Textauszug:

Schweden unter König Gustav IV. Adolf versuchte zunächst, sich während der napoleonischen Kriege neutral zu verhalten. 1805 schloss sich Schweden allerdings mit Österreich, Russland und Großbritannien zu der dritten gegen Frankreich gerichteten Koalition zusammen. Grund hierfür war zum einen die enge wirtschaftliche Verbindung Schwedens mit Großbritannien, zum anderen aber auch der Hass des schwedischen Königs Gustav IV. Adolf auf Napoleon. Schweden geriet jedoch in eine prekäre Lage, als Russland sich 1807 im Frieden von Tilsit mit Frankreich verbündete. Im Rahmen dieses Vertrages verpflichtete sich Russland, Schweden anzugreifen, falls Schweden an seinem Bündnis mit Großbritannien festhielt. Zugleich schloss auch Dänemark einen Vertrag mit Frankreich. Gleichwohl weigerte sich der schwedische König, das Bündnis mit Großbritannien aufzugeben.
Als im Februar 1808 russische Truppen in Finnland einmarschierten, konnte aus Schweden keine Unterstützung kommen, weil die Ostsee zugefroren war. Auch die verbündeten Briten konnten nicht zu Hilfe eilen. Die schwedisch-finnische Armee zog sich daher nach Nordfinnland zurück und wich der Konfrontation zunächst aus. Eine Katastrophe für die schwedische Kriegsführung war es, als am 3. Mai 1808 die Schärenfestung Sveaborg an der Südküste, die eigentlich russische Kräfte binden sollte und der schwedischen Armee den Rücken freihalten sollte, unter Admiral Carl Olof Cronstedt kapitulierte. Die Ursachen hierfür sind bis heute nicht ganz geklärt.

In einem Datensatz enthaltene Einträge:
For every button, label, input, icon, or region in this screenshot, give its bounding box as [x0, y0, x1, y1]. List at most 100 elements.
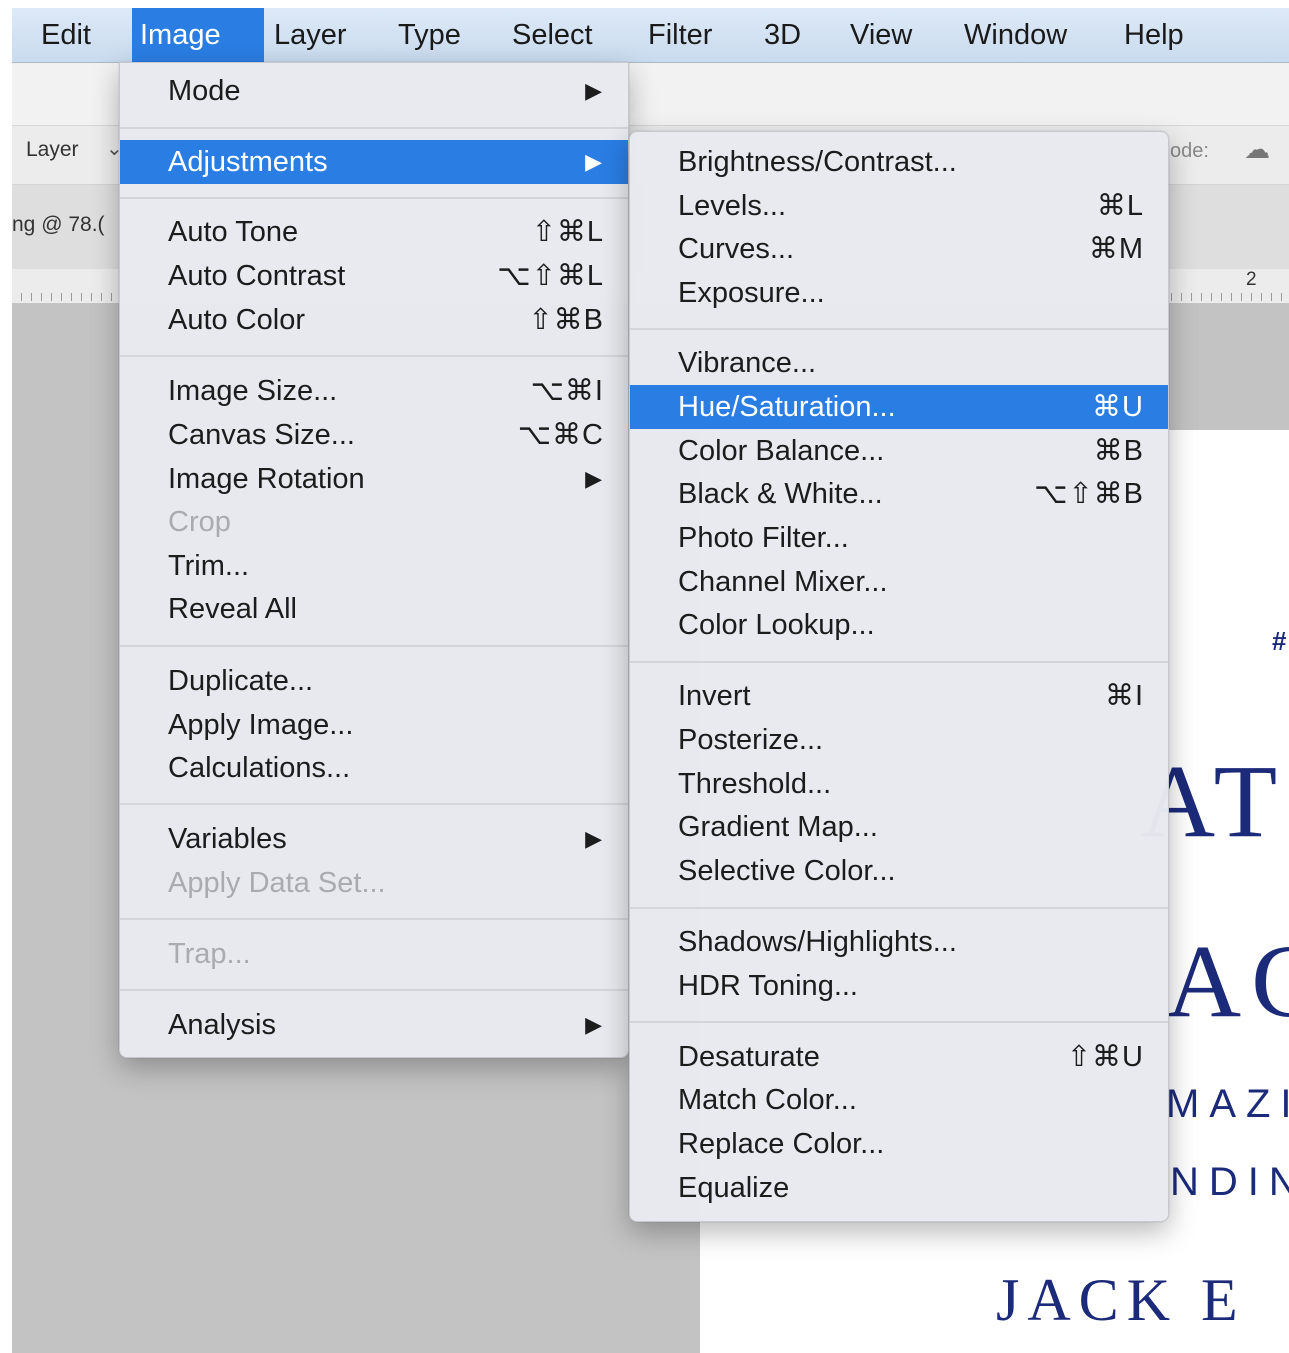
- menu-item-label: Curves...: [678, 233, 795, 265]
- menu-item-label: Exposure...: [678, 277, 825, 309]
- menu-separator: [120, 127, 628, 129]
- menu-item-equalize[interactable]: Equalize: [630, 1166, 1168, 1210]
- submenu-arrow-icon: ▶: [585, 149, 602, 174]
- shortcut-label: ⇧⌘L: [531, 216, 604, 248]
- menu-item-label: Auto Contrast: [168, 260, 346, 292]
- menu-item-label: Photo Filter...: [678, 522, 849, 554]
- menu-item-auto-contrast[interactable]: Auto Contrast ⌥⇧⌘L: [120, 254, 628, 298]
- menu-item-gradient-map[interactable]: Gradient Map...: [630, 805, 1168, 849]
- menu-item-label: Desaturate: [678, 1041, 820, 1073]
- adjustments-submenu: Brightness/Contrast... Levels... ⌘L Curv…: [629, 131, 1169, 1222]
- menu-item-desaturate[interactable]: Desaturate ⇧⌘U: [630, 1035, 1168, 1079]
- menu-item-auto-color[interactable]: Auto Color ⇧⌘B: [120, 298, 628, 342]
- doc-text-line3: MAZI: [1166, 1082, 1289, 1126]
- menu-item-vibrance[interactable]: Vibrance...: [630, 341, 1168, 385]
- menu-item-trim[interactable]: Trim...: [120, 544, 628, 588]
- menu-item-posterize[interactable]: Posterize...: [630, 718, 1168, 762]
- menu-item-label: Replace Color...: [678, 1128, 885, 1160]
- menu-separator: [630, 328, 1168, 330]
- shortcut-label: ⌥⇧⌘L: [497, 260, 604, 292]
- menu-window[interactable]: Window: [964, 8, 1067, 62]
- menu-separator: [120, 918, 628, 920]
- menu-item-image-rotation[interactable]: Image Rotation ▶: [120, 457, 628, 501]
- menu-item-threshold[interactable]: Threshold...: [630, 762, 1168, 806]
- menu-item-label: Match Color...: [678, 1084, 857, 1116]
- menu-item-reveal-all[interactable]: Reveal All: [120, 587, 628, 631]
- menu-3d[interactable]: 3D: [764, 8, 801, 62]
- menu-item-label: Analysis: [168, 1009, 276, 1041]
- shortcut-label: ⌘M: [1088, 233, 1144, 265]
- menu-item-color-lookup[interactable]: Color Lookup...: [630, 603, 1168, 647]
- menu-item-variables[interactable]: Variables ▶: [120, 817, 628, 861]
- menu-item-label: Canvas Size...: [168, 419, 355, 451]
- menu-item-label: Auto Color: [168, 304, 306, 336]
- menu-item-label: Shadows/Highlights...: [678, 926, 957, 958]
- shortcut-label: ⌥⇧⌘B: [1033, 478, 1144, 510]
- submenu-arrow-icon: ▶: [585, 1012, 602, 1037]
- menu-select[interactable]: Select: [512, 8, 593, 62]
- menu-item-black-white[interactable]: Black & White... ⌥⇧⌘B: [630, 472, 1168, 516]
- menu-item-label: Trim...: [168, 550, 250, 582]
- layer-dropdown[interactable]: Layer: [26, 138, 79, 162]
- menu-bar: Edit Image Layer Type Select Filter 3D V…: [12, 8, 1289, 63]
- menu-item-label: Image Rotation: [168, 463, 365, 495]
- shortcut-label: ⌥⌘C: [517, 419, 604, 451]
- menu-item-adjustments[interactable]: Adjustments ▶: [120, 140, 628, 184]
- menu-layer[interactable]: Layer: [274, 8, 347, 62]
- menu-separator: [630, 661, 1168, 663]
- menu-item-image-size[interactable]: Image Size... ⌥⌘I: [120, 369, 628, 413]
- menu-separator: [120, 989, 628, 991]
- menu-edit[interactable]: Edit: [41, 8, 91, 62]
- menu-item-label: Duplicate...: [168, 665, 314, 697]
- document-tab-title[interactable]: ng @ 78.(: [12, 213, 105, 237]
- shortcut-label: ⇧⌘U: [1066, 1041, 1144, 1073]
- menu-item-label: Channel Mixer...: [678, 566, 888, 598]
- menu-item-crop: Crop: [120, 500, 628, 544]
- menu-view[interactable]: View: [850, 8, 912, 62]
- menu-item-apply-data-set: Apply Data Set...: [120, 861, 628, 905]
- menu-item-hue-saturation[interactable]: Hue/Saturation... ⌘U: [630, 385, 1168, 429]
- shortcut-label: ⌥⌘I: [530, 375, 604, 407]
- menu-item-hdr-toning[interactable]: HDR Toning...: [630, 964, 1168, 1008]
- menu-item-mode[interactable]: Mode ▶: [120, 69, 628, 113]
- shortcut-label: ⌘B: [1093, 435, 1144, 467]
- menu-item-label: Hue/Saturation...: [678, 391, 896, 423]
- menu-item-label: Selective Color...: [678, 855, 896, 887]
- menu-separator: [120, 355, 628, 357]
- menu-type[interactable]: Type: [398, 8, 461, 62]
- menu-help[interactable]: Help: [1124, 8, 1184, 62]
- menu-item-analysis[interactable]: Analysis ▶: [120, 1003, 628, 1047]
- menu-item-canvas-size[interactable]: Canvas Size... ⌥⌘C: [120, 413, 628, 457]
- image-menu: Mode ▶ Adjustments ▶ Auto Tone ⇧⌘L Auto …: [119, 62, 629, 1058]
- submenu-arrow-icon: ▶: [585, 466, 602, 491]
- menu-item-label: Vibrance...: [678, 347, 817, 379]
- menu-item-brightness-contrast[interactable]: Brightness/Contrast...: [630, 140, 1168, 184]
- menu-filter[interactable]: Filter: [648, 8, 712, 62]
- submenu-arrow-icon: ▶: [585, 78, 602, 103]
- submenu-arrow-icon: ▶: [585, 826, 602, 851]
- menu-item-replace-color[interactable]: Replace Color...: [630, 1122, 1168, 1166]
- menu-item-match-color[interactable]: Match Color...: [630, 1078, 1168, 1122]
- menu-item-curves[interactable]: Curves... ⌘M: [630, 227, 1168, 271]
- menu-item-photo-filter[interactable]: Photo Filter...: [630, 516, 1168, 560]
- menu-item-label: Black & White...: [678, 478, 883, 510]
- menu-item-apply-image[interactable]: Apply Image...: [120, 703, 628, 747]
- menu-image[interactable]: Image: [140, 8, 221, 62]
- menu-item-calculations[interactable]: Calculations...: [120, 746, 628, 790]
- menu-item-selective-color[interactable]: Selective Color...: [630, 849, 1168, 893]
- menu-item-label: Apply Image...: [168, 709, 354, 741]
- brush-pressure-icon[interactable]: ☁: [1244, 134, 1270, 165]
- menu-item-label: Color Balance...: [678, 435, 885, 467]
- menu-item-duplicate[interactable]: Duplicate...: [120, 659, 628, 703]
- menu-item-color-balance[interactable]: Color Balance... ⌘B: [630, 429, 1168, 473]
- menu-item-levels[interactable]: Levels... ⌘L: [630, 184, 1168, 228]
- menu-item-label: Color Lookup...: [678, 609, 875, 641]
- menu-item-invert[interactable]: Invert ⌘I: [630, 674, 1168, 718]
- menu-item-label: Gradient Map...: [678, 811, 878, 843]
- doc-text-line4: NDIN: [1170, 1160, 1289, 1204]
- menu-item-shadows-highlights[interactable]: Shadows/Highlights...: [630, 920, 1168, 964]
- menu-item-auto-tone[interactable]: Auto Tone ⇧⌘L: [120, 210, 628, 254]
- menu-item-channel-mixer[interactable]: Channel Mixer...: [630, 560, 1168, 604]
- menu-item-label: Brightness/Contrast...: [678, 146, 957, 178]
- menu-item-exposure[interactable]: Exposure...: [630, 271, 1168, 315]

Aufgaben:
A. Aus welchen Gründen schloss sich Schweden laut dem Textauszug über Schweden in den napoleonischen Kriegen 1805 der dritten Koalition gegen Frankreich an?
B. Benenne in der Auflistung „menu-item-label“ in „menu-entry-label“ um, und zwar nur in dem Abschnitt, der mit der Zeile mit „- menu-item-label: Curves...: [678, 233, 795, 265]“ beginnt und mit der Zeile mit „- menu-item-label: Auto Contrast: [168, 260, 346, 292]“ endet. Gib nur diesen Abschnitt aus.

Lösungen:
A. Schweden war wirtschaftlich eng mit Großbritannien verbunden. Außerdem hasste König Gustav IV. Adolf Napoleon.

B.
- menu-entry-label: Curves...: [678, 233, 795, 265]
- menu-entry-label: Exposure...: [678, 277, 825, 309]
- menu-separator: [120, 127, 628, 129]
- menu-item-equalize[interactable]: Equalize: [630, 1166, 1168, 1210]
- submenu-arrow-icon: ▶: [585, 149, 602, 174]
- shortcut-label: ⇧⌘L: [531, 216, 604, 248]
- menu-entry-label: Auto Contrast: [168, 260, 346, 292]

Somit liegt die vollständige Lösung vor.